OBJECTIVE: Output every entry exactly as given.

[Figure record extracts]
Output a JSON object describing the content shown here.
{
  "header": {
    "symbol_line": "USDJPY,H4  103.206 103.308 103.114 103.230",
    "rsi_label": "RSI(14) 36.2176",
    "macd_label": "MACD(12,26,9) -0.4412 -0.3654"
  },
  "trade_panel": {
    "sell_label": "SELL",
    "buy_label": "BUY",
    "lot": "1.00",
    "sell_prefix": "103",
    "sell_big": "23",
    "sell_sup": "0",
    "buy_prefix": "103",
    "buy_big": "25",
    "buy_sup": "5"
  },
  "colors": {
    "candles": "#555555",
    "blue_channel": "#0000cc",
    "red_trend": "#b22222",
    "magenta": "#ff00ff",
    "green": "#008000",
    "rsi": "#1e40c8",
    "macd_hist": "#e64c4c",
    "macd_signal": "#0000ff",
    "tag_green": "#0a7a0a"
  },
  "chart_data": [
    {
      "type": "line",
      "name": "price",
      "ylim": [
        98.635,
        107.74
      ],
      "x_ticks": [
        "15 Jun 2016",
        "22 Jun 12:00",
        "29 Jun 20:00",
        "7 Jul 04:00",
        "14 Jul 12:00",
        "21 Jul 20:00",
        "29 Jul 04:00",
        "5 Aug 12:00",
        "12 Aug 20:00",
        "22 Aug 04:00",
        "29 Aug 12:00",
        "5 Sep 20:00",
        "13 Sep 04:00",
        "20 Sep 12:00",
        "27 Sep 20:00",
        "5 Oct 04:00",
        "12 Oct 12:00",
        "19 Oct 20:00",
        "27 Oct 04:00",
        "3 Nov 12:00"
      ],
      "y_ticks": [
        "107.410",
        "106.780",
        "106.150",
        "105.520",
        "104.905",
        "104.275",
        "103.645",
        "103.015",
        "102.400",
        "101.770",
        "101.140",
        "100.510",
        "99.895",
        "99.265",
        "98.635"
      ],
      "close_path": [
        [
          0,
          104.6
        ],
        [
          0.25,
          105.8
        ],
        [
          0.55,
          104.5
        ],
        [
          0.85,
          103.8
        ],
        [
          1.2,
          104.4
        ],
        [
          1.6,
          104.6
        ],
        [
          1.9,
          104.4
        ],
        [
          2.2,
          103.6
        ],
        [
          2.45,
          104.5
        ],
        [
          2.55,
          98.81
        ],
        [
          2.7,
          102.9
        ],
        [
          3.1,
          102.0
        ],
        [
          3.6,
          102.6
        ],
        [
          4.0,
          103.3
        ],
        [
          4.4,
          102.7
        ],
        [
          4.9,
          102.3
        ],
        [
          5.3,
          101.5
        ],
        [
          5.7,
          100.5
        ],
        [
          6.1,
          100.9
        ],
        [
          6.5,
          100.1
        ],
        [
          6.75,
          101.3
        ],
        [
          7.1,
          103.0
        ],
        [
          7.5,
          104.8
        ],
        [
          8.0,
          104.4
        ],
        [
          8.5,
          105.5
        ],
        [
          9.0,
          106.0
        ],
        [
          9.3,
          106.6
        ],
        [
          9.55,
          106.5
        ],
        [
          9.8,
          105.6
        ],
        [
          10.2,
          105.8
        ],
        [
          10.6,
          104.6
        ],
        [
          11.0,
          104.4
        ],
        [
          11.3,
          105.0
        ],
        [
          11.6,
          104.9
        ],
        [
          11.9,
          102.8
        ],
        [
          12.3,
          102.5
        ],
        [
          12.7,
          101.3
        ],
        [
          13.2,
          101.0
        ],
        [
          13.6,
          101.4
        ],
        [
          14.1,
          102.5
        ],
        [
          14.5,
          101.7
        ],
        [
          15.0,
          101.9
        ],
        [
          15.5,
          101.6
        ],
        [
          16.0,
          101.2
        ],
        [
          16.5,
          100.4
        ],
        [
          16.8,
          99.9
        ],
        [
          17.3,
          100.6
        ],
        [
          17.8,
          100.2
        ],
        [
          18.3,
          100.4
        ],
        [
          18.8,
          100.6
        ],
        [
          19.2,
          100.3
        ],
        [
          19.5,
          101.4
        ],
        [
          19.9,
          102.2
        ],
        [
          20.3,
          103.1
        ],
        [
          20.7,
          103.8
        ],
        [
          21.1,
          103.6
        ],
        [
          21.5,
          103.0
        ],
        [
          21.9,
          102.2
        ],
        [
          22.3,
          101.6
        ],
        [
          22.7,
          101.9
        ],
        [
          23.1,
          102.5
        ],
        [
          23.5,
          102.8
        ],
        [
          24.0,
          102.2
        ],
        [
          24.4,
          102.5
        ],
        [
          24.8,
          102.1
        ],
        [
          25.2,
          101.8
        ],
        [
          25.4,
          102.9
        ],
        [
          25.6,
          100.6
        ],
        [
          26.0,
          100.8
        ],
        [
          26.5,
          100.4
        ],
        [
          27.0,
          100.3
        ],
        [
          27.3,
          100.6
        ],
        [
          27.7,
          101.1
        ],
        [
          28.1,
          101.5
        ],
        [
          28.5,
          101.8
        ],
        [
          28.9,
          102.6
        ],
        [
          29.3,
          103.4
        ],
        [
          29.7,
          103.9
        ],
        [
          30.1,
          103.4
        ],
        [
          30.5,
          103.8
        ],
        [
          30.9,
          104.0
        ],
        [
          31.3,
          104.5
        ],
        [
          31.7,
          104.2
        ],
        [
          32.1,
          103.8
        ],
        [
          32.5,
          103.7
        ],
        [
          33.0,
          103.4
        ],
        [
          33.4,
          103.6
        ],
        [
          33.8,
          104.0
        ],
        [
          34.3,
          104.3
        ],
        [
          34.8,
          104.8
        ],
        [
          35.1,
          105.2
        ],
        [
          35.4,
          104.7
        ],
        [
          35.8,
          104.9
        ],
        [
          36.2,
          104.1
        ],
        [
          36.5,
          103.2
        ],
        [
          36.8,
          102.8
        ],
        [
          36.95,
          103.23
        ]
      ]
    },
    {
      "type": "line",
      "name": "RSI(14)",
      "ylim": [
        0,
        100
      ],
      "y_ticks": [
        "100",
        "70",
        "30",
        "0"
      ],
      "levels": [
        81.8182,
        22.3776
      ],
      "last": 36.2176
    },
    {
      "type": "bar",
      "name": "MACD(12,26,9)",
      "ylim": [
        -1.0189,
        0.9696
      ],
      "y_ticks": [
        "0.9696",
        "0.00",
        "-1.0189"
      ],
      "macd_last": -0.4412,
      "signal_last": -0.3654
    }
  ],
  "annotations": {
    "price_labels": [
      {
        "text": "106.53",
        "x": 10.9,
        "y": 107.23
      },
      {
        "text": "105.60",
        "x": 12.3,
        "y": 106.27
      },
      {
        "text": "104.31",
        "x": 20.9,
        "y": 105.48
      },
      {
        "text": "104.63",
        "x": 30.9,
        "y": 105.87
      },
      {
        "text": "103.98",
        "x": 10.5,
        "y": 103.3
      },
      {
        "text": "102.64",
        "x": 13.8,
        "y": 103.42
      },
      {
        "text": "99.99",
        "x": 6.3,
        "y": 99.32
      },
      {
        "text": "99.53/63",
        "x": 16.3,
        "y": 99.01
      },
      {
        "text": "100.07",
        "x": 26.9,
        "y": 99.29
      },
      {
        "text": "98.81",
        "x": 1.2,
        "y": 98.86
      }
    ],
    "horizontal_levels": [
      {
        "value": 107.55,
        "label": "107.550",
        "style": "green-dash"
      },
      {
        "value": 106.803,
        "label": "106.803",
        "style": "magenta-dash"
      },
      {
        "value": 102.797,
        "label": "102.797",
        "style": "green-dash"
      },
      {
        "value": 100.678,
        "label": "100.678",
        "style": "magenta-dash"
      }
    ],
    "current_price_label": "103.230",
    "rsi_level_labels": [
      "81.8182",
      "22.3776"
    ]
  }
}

RESULT:
Output a JSON object describing the content shown here.
{
  "header": {
    "symbol_line": "USDJPY,H4  103.206 103.308 103.114 103.230",
    "rsi_label": "RSI(14) 36.2176",
    "macd_label": "MACD(12,26,9) -0.4412 -0.3654"
  },
  "trade_panel": {
    "sell_label": "SELL",
    "buy_label": "BUY",
    "lot": "1.00",
    "sell_prefix": "103",
    "sell_big": "23",
    "sell_sup": "0",
    "buy_prefix": "103",
    "buy_big": "25",
    "buy_sup": "5"
  },
  "colors": {
    "candles": "#555555",
    "blue_channel": "#0000cc",
    "red_trend": "#b22222",
    "magenta": "#ff00ff",
    "green": "#008000",
    "rsi": "#1e40c8",
    "macd_hist": "#e64c4c",
    "macd_signal": "#0000ff",
    "tag_green": "#0a7a0a"
  },
  "chart_data": [
    {
      "type": "line",
      "name": "price",
      "ylim": [
        98.635,
        107.74
      ],
      "x_ticks": [
        "15 Jun 2016",
        "22 Jun 12:00",
        "29 Jun 20:00",
        "7 Jul 04:00",
        "14 Jul 12:00",
        "21 Jul 20:00",
        "29 Jul 04:00",
        "5 Aug 12:00",
        "12 Aug 20:00",
        "22 Aug 04:00",
        "29 Aug 12:00",
        "5 Sep 20:00",
        "13 Sep 04:00",
        "20 Sep 12:00",
        "27 Sep 20:00",
        "5 Oct 04:00",
        "12 Oct 12:00",
        "19 Oct 20:00",
        "27 Oct 04:00",
        "3 Nov 12:00"
      ],
      "y_ticks": [
        "107.410",
        "106.780",
        "106.150",
        "105.520",
        "104.905",
        "104.275",
        "103.645",
        "103.015",
        "102.400",
        "101.770",
        "101.140",
        "100.510",
        "99.895",
        "99.265",
        "98.635"
      ],
      "close_path": [
        [
          0,
          104.6
        ],
        [
          0.25,
          105.8
        ],
        [
          0.55,
          104.5
        ],
        [
          0.85,
          103.8
        ],
        [
          1.2,
          104.4
        ],
        [
          1.6,
          104.6
        ],
        [
          1.9,
          104.4
        ],
        [
          2.2,
          103.6
        ],
        [
          2.45,
          104.5
        ],
        [
          2.55,
          98.81
        ],
        [
          2.7,
          102.9
        ],
        [
          3.1,
          102.0
        ],
        [
          3.6,
          102.6
        ],
        [
          4.0,
          103.3
        ],
        [
          4.4,
          102.7
        ],
        [
          4.9,
          102.3
        ],
        [
          5.3,
          101.5
        ],
        [
          5.7,
          100.5
        ],
        [
          6.1,
          100.9
        ],
        [
          6.5,
          100.1
        ],
        [
          6.75,
          101.3
        ],
        [
          7.1,
          103.0
        ],
        [
          7.5,
          104.8
        ],
        [
          8.0,
          104.4
        ],
        [
          8.5,
          105.5
        ],
        [
          9.0,
          106.0
        ],
        [
          9.3,
          106.6
        ],
        [
          9.55,
          106.5
        ],
        [
          9.8,
          105.6
        ],
        [
          10.2,
          105.8
        ],
        [
          10.6,
          104.6
        ],
        [
          11.0,
          104.4
        ],
        [
          11.3,
          105.0
        ],
        [
          11.6,
          104.9
        ],
        [
          11.9,
          102.8
        ],
        [
          12.3,
          102.5
        ],
        [
          12.7,
          101.3
        ],
        [
          13.2,
          101.0
        ],
        [
          13.6,
          101.4
        ],
        [
          14.1,
          102.5
        ],
        [
          14.5,
          101.7
        ],
        [
          15.0,
          101.9
        ],
        [
          15.5,
          101.6
        ],
        [
          16.0,
          101.2
        ],
        [
          16.5,
          100.4
        ],
        [
          16.8,
          99.9
        ],
        [
          17.3,
          100.6
        ],
        [
          17.8,
          100.2
        ],
        [
          18.3,
          100.4
        ],
        [
          18.8,
          100.6
        ],
        [
          19.2,
          100.3
        ],
        [
          19.5,
          101.4
        ],
        [
          19.9,
          102.2
        ],
        [
          20.3,
          103.1
        ],
        [
          20.7,
          103.8
        ],
        [
          21.1,
          103.6
        ],
        [
          21.5,
          103.0
        ],
        [
          21.9,
          102.2
        ],
        [
          22.3,
          101.6
        ],
        [
          22.7,
          101.9
        ],
        [
          23.1,
          102.5
        ],
        [
          23.5,
          102.8
        ],
        [
          24.0,
          102.2
        ],
        [
          24.4,
          102.5
        ],
        [
          24.8,
          102.1
        ],
        [
          25.2,
          101.8
        ],
        [
          25.4,
          102.9
        ],
        [
          25.6,
          100.6
        ],
        [
          26.0,
          100.8
        ],
        [
          26.5,
          100.4
        ],
        [
          27.0,
          100.3
        ],
        [
          27.3,
          100.6
        ],
        [
          27.7,
          101.1
        ],
        [
          28.1,
          101.5
        ],
        [
          28.5,
          101.8
        ],
        [
          28.9,
          102.6
        ],
        [
          29.3,
          103.4
        ],
        [
          29.7,
          103.9
        ],
        [
          30.1,
          103.4
        ],
        [
          30.5,
          103.8
        ],
        [
          30.9,
          104.0
        ],
        [
          31.3,
          104.5
        ],
        [
          31.7,
          104.2
        ],
        [
          32.1,
          103.8
        ],
        [
          32.5,
          103.7
        ],
        [
          33.0,
          103.4
        ],
        [
          33.4,
          103.6
        ],
        [
          33.8,
          104.0
        ],
        [
          34.3,
          104.3
        ],
        [
          34.8,
          104.8
        ],
        [
          35.1,
          105.2
        ],
        [
          35.4,
          104.7
        ],
        [
          35.8,
          104.9
        ],
        [
          36.2,
          104.1
        ],
        [
          36.5,
          103.2
        ],
        [
          36.8,
          102.8
        ],
        [
          36.95,
          103.23
        ]
      ]
    },
    {
      "type": "line",
      "name": "RSI(14)",
      "ylim": [
        0,
        100
      ],
      "y_ticks": [
        "100",
        "70",
        "30",
        "0"
      ],
      "levels": [
        81.8182,
        22.3776
      ],
      "last": 36.2176
    },
    {
      "type": "bar",
      "name": "MACD(12,26,9)",
      "ylim": [
        -1.0189,
        0.9696
      ],
      "y_ticks": [
        "0.9696",
        "0.00",
        "-1.0189"
      ],
      "macd_last": -0.4412,
      "signal_last": -0.3654
    }
  ],
  "annotations": {
    "price_labels": [
      {
        "text": "106.53",
        "x": 10.9,
        "y": 107.23
      },
      {
        "text": "105.60",
        "x": 12.3,
        "y": 106.27
      },
      {
        "text": "104.31",
        "x": 20.9,
        "y": 105.48
      },
      {
        "text": "104.63",
        "x": 30.9,
        "y": 105.87
      },
      {
        "text": "103.98",
        "x": 10.5,
        "y": 103.3
      },
      {
        "text": "102.64",
        "x": 13.8,
        "y": 103.42
      },
      {
        "text": "99.99",
        "x": 6.3,
        "y": 99.32
      },
      {
        "text": "99.53/63",
        "x": 16.3,
        "y": 99.01
      },
      {
        "text": "100.07",
        "x": 26.9,
        "y": 99.29
      },
      {
        "text": "98.81",
        "x": 1.2,
        "y": 98.86
      }
    ],
    "horizontal_levels": [
      {
        "value": 107.55,
        "label": "107.550",
        "style": "green-dash"
      },
      {
        "value": 106.803,
        "label": "106.803",
        "style": "magenta-dash"
      },
      {
        "value": 102.797,
        "label": "102.797",
        "style": "green-dash"
      },
      {
        "value": 100.678,
        "label": "100.678",
        "style": "magenta-dash"
      }
    ],
    "current_price_label": "103.230",
    "rsi_level_labels": [
      "81.8182",
      "22.3776"
    ]
  }
}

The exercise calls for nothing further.